__Exercise__
Output all records precisely as written.

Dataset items
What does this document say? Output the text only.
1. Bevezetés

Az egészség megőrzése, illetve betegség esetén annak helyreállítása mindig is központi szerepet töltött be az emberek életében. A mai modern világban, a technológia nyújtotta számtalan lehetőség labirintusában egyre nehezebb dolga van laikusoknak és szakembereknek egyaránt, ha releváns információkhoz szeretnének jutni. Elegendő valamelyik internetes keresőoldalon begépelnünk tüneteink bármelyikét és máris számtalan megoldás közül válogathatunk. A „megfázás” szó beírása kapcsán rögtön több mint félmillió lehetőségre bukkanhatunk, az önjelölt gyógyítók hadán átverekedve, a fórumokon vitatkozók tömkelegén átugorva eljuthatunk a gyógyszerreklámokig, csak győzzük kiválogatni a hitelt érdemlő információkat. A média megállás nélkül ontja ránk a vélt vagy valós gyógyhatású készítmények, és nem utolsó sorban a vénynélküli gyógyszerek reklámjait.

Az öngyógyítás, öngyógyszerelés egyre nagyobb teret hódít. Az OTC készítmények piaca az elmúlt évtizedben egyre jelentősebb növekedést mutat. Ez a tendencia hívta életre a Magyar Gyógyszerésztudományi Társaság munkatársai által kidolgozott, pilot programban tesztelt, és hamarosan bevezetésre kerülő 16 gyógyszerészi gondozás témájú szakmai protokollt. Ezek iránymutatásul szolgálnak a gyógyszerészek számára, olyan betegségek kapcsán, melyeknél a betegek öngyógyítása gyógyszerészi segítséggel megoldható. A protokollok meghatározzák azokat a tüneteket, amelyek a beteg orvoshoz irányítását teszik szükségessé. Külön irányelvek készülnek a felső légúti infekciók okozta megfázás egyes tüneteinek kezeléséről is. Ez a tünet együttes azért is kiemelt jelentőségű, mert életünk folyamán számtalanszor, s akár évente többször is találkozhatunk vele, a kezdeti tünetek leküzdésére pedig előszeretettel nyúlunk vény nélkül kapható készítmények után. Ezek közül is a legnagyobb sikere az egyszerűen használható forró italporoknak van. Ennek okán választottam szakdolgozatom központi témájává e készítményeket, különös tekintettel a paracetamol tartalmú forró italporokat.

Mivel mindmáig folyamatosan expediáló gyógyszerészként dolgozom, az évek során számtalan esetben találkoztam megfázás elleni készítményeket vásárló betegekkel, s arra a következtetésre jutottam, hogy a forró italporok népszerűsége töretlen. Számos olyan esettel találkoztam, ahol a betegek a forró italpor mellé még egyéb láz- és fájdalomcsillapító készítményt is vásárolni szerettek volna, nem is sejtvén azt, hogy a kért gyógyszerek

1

__Exercise solution__
What does this document say? Output the text only.
1. Bevezetés

Az egészség megőrzése, illetve betegség esetén annak helyreállítása mindig is központi szerepet töltött be az emberek életében. A mai modern világban, a technológia nyújtotta számtalan lehetőség labirintusában egyre nehezebb dolga van laikusoknak és szakembereknek egyaránt, ha releváns információkhoz szeretnének jutni. Elegendő valamelyik internetes keresőoldalon begépelnünk tüneteink bármelyikét és máris számtalan megoldás közül válogathatunk. A „megfázás” szó beírása kapcsán rögtön több mint félmillió lehetőségre bukkanhatunk, az önjelölt gyógyítók hadán átverekedve, a fórumokon vitatkozók tömkelegén átugorva eljuthatunk a gyógyszerreklámokig, csak győzzük kiválogatni a hitelt érdemlő információkat. A média megállás nélkül ontja ránk a vélt vagy valós gyógyhatású készítmények, és nem utolsó sorban a vénynélküli gyógyszerek reklámjait.

Az öngyógyítás, öngyógyszerelés egyre nagyobb teret hódít. Az OTC készítmények piaca az elmúlt évtizedben egyre jelentősebb növekedést mutat. Ez a tendencia hívta életre a Magyar Gyógyszerésztudományi Társaság munkatársai által kidolgozott, pilot programban tesztelt, és hamarosan bevezetésre kerülő 16 gyógyszerészi gondozás témájú szakmai protokollt. Ezek iránymutatásul szolgálnak a gyógyszerészek számára, olyan betegségek kapcsán, melyeknél a betegek öngyógyítása gyógyszerészi segítséggel megoldható. A protokollok meghatározzák azokat a tüneteket, amelyek a beteg orvoshoz irányítását teszik szükségessé. Külön irányelvek készülnek a felső légúti infekciók okozta megfázás egyes tüneteinek kezeléséről is. Ez a tünet együttes azért is kiemelt jelentőségű, mert életünk folyamán számtalanszor, s akár évente többször is találkozhatunk vele, a kezdeti tünetek leküzdésére pedig előszeretettel nyúlunk vény nélkül kapható készítmények után. Ezek közül is a legnagyobb sikere az egyszerűen használható forró italporoknak van. Ennek okán választottam szakdolgozatom központi témájává e készítményeket, különös tekintettel a paracetamol tartalmú forró italporokat.

Mivel mindmáig folyamatosan expediáló gyógyszerészként dolgozom, az évek során számtalan esetben találkoztam megfázás elleni készítményeket vásárló betegekkel, s arra a következtetésre jutottam, hogy a forró italporok népszerűsége töretlen. Számos olyan esettel találkoztam, ahol a betegek a forró italpor mellé még egyéb láz- és fájdalomcsillapító készítményt is vásárolni szerettek volna, nem is sejtvén azt, hogy a kért gyógyszerek

1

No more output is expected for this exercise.